Saved data entries
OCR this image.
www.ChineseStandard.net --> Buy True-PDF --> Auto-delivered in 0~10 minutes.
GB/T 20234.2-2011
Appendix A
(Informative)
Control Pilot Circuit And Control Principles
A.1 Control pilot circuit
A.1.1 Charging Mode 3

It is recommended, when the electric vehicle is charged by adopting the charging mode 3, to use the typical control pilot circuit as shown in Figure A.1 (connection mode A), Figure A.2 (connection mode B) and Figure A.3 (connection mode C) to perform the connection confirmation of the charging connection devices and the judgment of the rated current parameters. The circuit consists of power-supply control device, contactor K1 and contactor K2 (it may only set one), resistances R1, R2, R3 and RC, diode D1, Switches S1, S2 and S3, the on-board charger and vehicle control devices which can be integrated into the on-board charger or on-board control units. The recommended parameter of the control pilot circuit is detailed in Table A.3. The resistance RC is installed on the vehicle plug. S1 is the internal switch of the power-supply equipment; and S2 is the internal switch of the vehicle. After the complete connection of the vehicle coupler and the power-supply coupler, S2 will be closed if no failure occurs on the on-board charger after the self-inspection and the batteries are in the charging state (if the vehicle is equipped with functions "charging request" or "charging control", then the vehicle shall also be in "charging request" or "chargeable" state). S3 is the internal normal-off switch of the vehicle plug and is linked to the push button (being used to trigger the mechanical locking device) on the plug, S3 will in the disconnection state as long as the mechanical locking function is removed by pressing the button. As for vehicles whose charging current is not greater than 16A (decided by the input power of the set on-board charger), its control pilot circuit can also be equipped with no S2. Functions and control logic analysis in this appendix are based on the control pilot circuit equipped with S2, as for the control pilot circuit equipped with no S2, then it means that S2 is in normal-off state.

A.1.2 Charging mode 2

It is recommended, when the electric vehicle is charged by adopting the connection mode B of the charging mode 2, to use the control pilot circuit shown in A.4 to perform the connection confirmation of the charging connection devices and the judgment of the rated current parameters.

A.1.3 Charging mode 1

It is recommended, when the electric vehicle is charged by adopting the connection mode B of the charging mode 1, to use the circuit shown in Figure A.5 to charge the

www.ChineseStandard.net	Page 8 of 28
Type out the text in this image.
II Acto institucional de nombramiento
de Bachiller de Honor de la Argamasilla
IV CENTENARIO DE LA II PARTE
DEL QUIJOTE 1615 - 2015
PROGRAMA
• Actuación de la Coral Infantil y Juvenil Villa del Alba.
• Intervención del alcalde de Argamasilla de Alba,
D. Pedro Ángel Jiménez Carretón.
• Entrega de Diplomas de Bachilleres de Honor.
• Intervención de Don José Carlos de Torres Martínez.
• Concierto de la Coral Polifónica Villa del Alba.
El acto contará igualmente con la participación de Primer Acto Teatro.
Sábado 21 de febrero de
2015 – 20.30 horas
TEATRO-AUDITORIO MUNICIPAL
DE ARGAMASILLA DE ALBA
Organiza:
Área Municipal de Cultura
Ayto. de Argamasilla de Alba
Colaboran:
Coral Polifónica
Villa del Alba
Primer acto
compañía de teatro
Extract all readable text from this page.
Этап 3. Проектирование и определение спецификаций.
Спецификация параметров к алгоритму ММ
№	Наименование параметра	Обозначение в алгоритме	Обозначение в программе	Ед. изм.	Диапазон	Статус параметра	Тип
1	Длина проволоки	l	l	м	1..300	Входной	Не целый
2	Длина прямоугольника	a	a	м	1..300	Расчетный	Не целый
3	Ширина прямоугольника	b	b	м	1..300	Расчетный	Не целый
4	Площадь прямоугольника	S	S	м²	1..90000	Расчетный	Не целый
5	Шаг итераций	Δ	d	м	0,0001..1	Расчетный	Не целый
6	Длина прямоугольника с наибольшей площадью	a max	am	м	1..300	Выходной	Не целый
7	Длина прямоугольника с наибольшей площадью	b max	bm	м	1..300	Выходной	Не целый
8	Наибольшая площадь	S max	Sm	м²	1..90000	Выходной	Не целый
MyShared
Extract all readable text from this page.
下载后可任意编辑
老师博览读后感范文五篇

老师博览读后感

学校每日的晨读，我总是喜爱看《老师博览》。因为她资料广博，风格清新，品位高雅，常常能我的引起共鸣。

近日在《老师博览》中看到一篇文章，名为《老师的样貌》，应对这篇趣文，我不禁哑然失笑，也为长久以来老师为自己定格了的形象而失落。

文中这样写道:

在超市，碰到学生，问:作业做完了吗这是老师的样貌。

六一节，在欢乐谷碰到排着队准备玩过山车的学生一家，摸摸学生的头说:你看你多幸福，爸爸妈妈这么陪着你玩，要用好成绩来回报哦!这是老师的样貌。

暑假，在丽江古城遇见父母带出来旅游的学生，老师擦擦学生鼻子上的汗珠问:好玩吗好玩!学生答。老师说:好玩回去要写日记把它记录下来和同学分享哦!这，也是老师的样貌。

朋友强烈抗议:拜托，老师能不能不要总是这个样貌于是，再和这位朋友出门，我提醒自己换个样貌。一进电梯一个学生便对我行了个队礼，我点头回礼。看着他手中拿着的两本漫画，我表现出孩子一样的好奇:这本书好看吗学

* _Task brief_
Every line above should be written out again exactly as it stands.

* _Written reply_
OCR this image.
www.ChineseStandard.net --> Buy True-PDF --> Auto-delivered in 0~10 minutes.
GB/T 20234.2-2011
Appendix A
(Informative)
Control Pilot Circuit And Control Principles
A.1 Control pilot circuit
A.1.1 Charging Mode 3

It is recommended, when the electric vehicle is charged by adopting the charging mode 3, to use the typical control pilot circuit as shown in Figure A.1 (connection mode A), Figure A.2 (connection mode B) and Figure A.3 (connection mode C) to perform the connection confirmation of the charging connection devices and the judgment of the rated current parameters. The circuit consists of power-supply control device, contactor K1 and contactor K2 (it may only set one), resistances R1, R2, R3 and RC, diode D1, Switches S1, S2 and S3, the on-board charger and vehicle control devices which can be integrated into the on-board charger or on-board control units. The recommended parameter of the control pilot circuit is detailed in Table A.3. The resistance RC is installed on the vehicle plug. S1 is the internal switch of the power-supply equipment; and S2 is the internal switch of the vehicle. After the complete connection of the vehicle coupler and the power-supply coupler, S2 will be closed if no failure occurs on the on-board charger after the self-inspection and the batteries are in the charging state (if the vehicle is equipped with functions "charging request" or "charging control", then the vehicle shall also be in "charging request" or "chargeable" state). S3 is the internal normal-off switch of the vehicle plug and is linked to the push button (being used to trigger the mechanical locking device) on the plug, S3 will in the disconnection state as long as the mechanical locking function is removed by pressing the button. As for vehicles whose charging current is not greater than 16A (decided by the input power of the set on-board charger), its control pilot circuit can also be equipped with no S2. Functions and control logic analysis in this appendix are based on the control pilot circuit equipped with S2, as for the control pilot circuit equipped with no S2, then it means that S2 is in normal-off state.

A.1.2 Charging mode 2

It is recommended, when the electric vehicle is charged by adopting the connection mode B of the charging mode 2, to use the control pilot circuit shown in A.4 to perform the connection confirmation of the charging connection devices and the judgment of the rated current parameters.

A.1.3 Charging mode 1

It is recommended, when the electric vehicle is charged by adopting the connection mode B of the charging mode 1, to use the circuit shown in Figure A.5 to charge the

www.ChineseStandard.net	Page 8 of 28
Type out the text in this image.
II Acto institucional de nombramiento
de Bachiller de Honor de la Argamasilla
IV CENTENARIO DE LA II PARTE
DEL QUIJOTE 1615 - 2015
PROGRAMA
• Actuación de la Coral Infantil y Juvenil Villa del Alba.
• Intervención del alcalde de Argamasilla de Alba,
D. Pedro Ángel Jiménez Carretón.
• Entrega de Diplomas de Bachilleres de Honor.
• Intervención de Don José Carlos de Torres Martínez.
• Concierto de la Coral Polifónica Villa del Alba.
El acto contará igualmente con la participación de Primer Acto Teatro.
Sábado 21 de febrero de
2015 – 20.30 horas
TEATRO-AUDITORIO MUNICIPAL
DE ARGAMASILLA DE ALBA
Organiza:
Área Municipal de Cultura
Ayto. de Argamasilla de Alba
Colaboran:
Coral Polifónica
Villa del Alba
Primer acto
compañía de teatro
Extract all readable text from this page.
Этап 3. Проектирование и определение спецификаций.
Спецификация параметров к алгоритму ММ
№	Наименование параметра	Обозначение в алгоритме	Обозначение в программе	Ед. изм.	Диапазон	Статус параметра	Тип
1	Длина проволоки	l	l	м	1..300	Входной	Не целый
2	Длина прямоугольника	a	a	м	1..300	Расчетный	Не целый
3	Ширина прямоугольника	b	b	м	1..300	Расчетный	Не целый
4	Площадь прямоугольника	S	S	м²	1..90000	Расчетный	Не целый
5	Шаг итераций	Δ	d	м	0,0001..1	Расчетный	Не целый
6	Длина прямоугольника с наибольшей площадью	a max	am	м	1..300	Выходной	Не целый
7	Длина прямоугольника с наибольшей площадью	b max	bm	м	1..300	Выходной	Не целый
8	Наибольшая площадь	S max	Sm	м²	1..90000	Выходной	Не целый
MyShared
Extract all readable text from this page.
下载后可任意编辑
老师博览读后感范文五篇

老师博览读后感

学校每日的晨读，我总是喜爱看《老师博览》。因为她资料广博，风格清新，品位高雅，常常能我的引起共鸣。

近日在《老师博览》中看到一篇文章，名为《老师的样貌》，应对这篇趣文，我不禁哑然失笑，也为长久以来老师为自己定格了的形象而失落。

文中这样写道:

在超市，碰到学生，问:作业做完了吗这是老师的样貌。

六一节，在欢乐谷碰到排着队准备玩过山车的学生一家，摸摸学生的头说:你看你多幸福，爸爸妈妈这么陪着你玩，要用好成绩来回报哦!这是老师的样貌。

暑假，在丽江古城遇见父母带出来旅游的学生，老师擦擦学生鼻子上的汗珠问:好玩吗好玩!学生答。老师说:好玩回去要写日记把它记录下来和同学分享哦!这，也是老师的样貌。

朋友强烈抗议:拜托，老师能不能不要总是这个样貌于是，再和这位朋友出门，我提醒自己换个样貌。一进电梯一个学生便对我行了个队礼，我点头回礼。看着他手中拿着的两本漫画，我表现出孩子一样的好奇:这本书好看吗学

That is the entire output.